● **Records for the exercise**:
^^^^

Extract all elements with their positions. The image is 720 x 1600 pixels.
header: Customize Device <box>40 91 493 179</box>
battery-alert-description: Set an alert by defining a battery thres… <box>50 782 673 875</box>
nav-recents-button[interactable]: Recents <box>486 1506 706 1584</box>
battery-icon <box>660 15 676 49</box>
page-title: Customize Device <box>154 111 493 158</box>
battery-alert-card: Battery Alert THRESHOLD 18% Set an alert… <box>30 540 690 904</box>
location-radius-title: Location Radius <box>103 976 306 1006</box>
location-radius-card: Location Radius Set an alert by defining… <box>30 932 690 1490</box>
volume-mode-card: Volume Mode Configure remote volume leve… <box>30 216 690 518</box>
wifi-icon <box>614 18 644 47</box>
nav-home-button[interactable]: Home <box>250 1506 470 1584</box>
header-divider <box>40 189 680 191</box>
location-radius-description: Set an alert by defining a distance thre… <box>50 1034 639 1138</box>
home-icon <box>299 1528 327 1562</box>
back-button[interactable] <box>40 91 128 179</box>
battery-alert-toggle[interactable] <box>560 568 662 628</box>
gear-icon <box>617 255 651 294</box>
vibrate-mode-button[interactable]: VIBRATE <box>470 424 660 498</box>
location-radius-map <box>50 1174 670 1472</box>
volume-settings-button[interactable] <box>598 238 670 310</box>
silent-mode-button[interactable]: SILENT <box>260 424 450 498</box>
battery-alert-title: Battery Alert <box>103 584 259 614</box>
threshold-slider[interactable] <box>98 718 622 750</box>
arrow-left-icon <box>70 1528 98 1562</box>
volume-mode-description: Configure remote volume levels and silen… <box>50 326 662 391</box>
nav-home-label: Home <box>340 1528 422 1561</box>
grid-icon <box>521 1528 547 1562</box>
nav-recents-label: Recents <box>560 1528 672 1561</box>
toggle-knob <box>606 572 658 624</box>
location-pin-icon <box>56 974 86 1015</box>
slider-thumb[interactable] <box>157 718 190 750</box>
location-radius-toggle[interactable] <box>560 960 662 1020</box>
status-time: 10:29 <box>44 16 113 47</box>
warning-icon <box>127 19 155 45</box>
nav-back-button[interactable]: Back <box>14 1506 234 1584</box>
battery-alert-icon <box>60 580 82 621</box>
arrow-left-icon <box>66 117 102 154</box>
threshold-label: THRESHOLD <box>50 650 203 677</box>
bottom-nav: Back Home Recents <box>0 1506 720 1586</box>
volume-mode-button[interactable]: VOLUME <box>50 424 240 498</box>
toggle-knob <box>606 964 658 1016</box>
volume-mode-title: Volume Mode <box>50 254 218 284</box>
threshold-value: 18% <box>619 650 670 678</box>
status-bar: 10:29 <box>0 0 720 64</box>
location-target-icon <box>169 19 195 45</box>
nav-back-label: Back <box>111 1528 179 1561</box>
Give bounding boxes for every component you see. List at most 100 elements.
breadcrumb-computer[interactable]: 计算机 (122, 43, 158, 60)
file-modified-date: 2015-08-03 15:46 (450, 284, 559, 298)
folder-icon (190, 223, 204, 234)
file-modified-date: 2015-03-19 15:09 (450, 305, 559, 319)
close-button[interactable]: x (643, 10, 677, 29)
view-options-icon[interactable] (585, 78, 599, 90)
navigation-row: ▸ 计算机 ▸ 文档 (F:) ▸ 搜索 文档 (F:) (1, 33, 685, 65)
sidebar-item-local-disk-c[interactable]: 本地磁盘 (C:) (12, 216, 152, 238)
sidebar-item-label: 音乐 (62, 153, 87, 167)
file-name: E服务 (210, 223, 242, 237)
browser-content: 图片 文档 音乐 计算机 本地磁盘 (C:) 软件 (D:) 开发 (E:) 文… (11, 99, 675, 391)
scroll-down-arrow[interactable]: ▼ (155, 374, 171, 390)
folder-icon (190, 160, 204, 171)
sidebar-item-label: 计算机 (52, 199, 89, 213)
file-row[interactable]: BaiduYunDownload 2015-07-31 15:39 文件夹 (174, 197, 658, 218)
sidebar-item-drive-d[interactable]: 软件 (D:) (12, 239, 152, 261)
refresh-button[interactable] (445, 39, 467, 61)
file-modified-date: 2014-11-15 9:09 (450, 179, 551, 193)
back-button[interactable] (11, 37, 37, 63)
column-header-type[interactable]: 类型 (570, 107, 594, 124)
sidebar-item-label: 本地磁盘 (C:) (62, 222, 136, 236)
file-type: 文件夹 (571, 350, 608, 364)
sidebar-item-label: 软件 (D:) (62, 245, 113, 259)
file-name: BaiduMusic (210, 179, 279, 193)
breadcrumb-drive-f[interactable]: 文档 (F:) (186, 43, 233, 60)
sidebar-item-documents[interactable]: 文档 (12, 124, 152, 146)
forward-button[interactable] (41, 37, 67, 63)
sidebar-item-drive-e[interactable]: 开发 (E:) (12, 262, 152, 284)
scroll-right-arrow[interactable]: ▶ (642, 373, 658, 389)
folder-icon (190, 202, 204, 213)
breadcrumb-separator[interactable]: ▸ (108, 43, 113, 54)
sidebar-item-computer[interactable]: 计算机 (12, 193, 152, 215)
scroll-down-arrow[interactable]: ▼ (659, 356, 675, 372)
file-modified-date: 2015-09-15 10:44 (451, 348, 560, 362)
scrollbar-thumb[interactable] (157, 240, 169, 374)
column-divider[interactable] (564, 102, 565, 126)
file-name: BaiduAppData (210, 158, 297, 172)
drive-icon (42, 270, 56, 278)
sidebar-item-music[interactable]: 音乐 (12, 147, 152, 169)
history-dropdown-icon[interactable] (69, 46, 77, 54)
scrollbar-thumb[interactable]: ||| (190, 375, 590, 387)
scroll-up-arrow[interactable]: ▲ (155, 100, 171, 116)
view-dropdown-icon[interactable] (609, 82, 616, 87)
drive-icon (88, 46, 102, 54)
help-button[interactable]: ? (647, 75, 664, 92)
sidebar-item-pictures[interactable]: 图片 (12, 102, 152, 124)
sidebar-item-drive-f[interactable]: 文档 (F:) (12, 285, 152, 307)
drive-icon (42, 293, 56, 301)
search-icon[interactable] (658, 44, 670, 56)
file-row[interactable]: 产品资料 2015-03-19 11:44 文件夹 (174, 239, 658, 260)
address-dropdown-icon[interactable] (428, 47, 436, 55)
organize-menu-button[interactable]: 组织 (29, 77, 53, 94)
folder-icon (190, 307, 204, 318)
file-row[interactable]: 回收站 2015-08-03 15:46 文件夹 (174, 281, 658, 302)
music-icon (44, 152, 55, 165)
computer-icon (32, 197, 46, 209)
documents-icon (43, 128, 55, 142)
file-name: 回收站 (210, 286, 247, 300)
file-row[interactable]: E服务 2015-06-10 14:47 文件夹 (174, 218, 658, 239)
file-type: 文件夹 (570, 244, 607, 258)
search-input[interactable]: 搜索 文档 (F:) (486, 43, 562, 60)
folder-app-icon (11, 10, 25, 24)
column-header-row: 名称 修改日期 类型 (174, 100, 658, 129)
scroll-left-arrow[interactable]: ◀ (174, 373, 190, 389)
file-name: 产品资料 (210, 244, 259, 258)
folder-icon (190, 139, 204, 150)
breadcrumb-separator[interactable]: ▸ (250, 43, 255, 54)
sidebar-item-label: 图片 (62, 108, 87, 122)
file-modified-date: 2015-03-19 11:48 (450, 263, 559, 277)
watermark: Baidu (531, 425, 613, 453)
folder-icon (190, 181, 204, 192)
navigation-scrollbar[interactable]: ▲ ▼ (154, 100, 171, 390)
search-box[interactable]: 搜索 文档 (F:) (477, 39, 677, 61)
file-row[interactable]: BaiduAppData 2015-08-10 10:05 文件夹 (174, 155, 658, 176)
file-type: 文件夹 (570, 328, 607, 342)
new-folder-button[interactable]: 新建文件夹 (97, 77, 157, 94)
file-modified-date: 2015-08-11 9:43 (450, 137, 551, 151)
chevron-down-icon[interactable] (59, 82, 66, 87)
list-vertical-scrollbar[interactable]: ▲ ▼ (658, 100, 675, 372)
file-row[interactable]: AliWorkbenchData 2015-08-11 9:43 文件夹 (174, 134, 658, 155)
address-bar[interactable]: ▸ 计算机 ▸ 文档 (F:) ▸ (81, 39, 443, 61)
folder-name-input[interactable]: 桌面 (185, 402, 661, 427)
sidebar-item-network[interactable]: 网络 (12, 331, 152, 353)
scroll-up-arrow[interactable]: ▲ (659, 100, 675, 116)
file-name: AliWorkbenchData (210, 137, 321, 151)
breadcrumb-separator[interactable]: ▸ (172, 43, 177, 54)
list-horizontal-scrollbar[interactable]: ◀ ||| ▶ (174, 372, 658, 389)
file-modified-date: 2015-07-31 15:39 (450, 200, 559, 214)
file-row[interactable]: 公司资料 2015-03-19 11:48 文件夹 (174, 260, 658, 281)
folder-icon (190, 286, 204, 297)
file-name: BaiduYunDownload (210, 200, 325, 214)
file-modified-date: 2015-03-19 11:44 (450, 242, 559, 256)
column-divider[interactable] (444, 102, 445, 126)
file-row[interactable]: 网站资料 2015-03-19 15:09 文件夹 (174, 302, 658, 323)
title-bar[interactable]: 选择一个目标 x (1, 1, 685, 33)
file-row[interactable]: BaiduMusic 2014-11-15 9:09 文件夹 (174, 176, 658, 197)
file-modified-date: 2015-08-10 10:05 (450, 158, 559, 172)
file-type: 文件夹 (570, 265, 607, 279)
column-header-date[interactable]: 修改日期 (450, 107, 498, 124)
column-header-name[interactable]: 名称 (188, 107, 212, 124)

^^^^

● **Short problem**: Please copy the listing above verbatim, beginning with its first line and stopping after the line that contains "volume-mode-description: Configure remote".

● **Answer in full**:
Extract all elements with their positions. The image is 720 x 1600 pixels.
header: Customize Device <box>40 91 493 179</box>
battery-alert-description: Set an alert by defining a battery thres… <box>50 782 673 875</box>
nav-recents-button[interactable]: Recents <box>486 1506 706 1584</box>
battery-icon <box>660 15 676 49</box>
page-title: Customize Device <box>154 111 493 158</box>
battery-alert-card: Battery Alert THRESHOLD 18% Set an alert… <box>30 540 690 904</box>
location-radius-title: Location Radius <box>103 976 306 1006</box>
location-radius-card: Location Radius Set an alert by defining… <box>30 932 690 1490</box>
volume-mode-card: Volume Mode Configure remote volume leve… <box>30 216 690 518</box>
wifi-icon <box>614 18 644 47</box>
nav-home-button[interactable]: Home <box>250 1506 470 1584</box>
header-divider <box>40 189 680 191</box>
location-radius-description: Set an alert by defining a distance thre… <box>50 1034 639 1138</box>
home-icon <box>299 1528 327 1562</box>
back-button[interactable] <box>40 91 128 179</box>
battery-alert-toggle[interactable] <box>560 568 662 628</box>
gear-icon <box>617 255 651 294</box>
vibrate-mode-button[interactable]: VIBRATE <box>470 424 660 498</box>
location-radius-map <box>50 1174 670 1472</box>
volume-settings-button[interactable] <box>598 238 670 310</box>
silent-mode-button[interactable]: SILENT <box>260 424 450 498</box>
battery-alert-title: Battery Alert <box>103 584 259 614</box>
threshold-slider[interactable] <box>98 718 622 750</box>
arrow-left-icon <box>70 1528 98 1562</box>
volume-mode-description: Configure remote volume levels and silen… <box>50 326 662 391</box>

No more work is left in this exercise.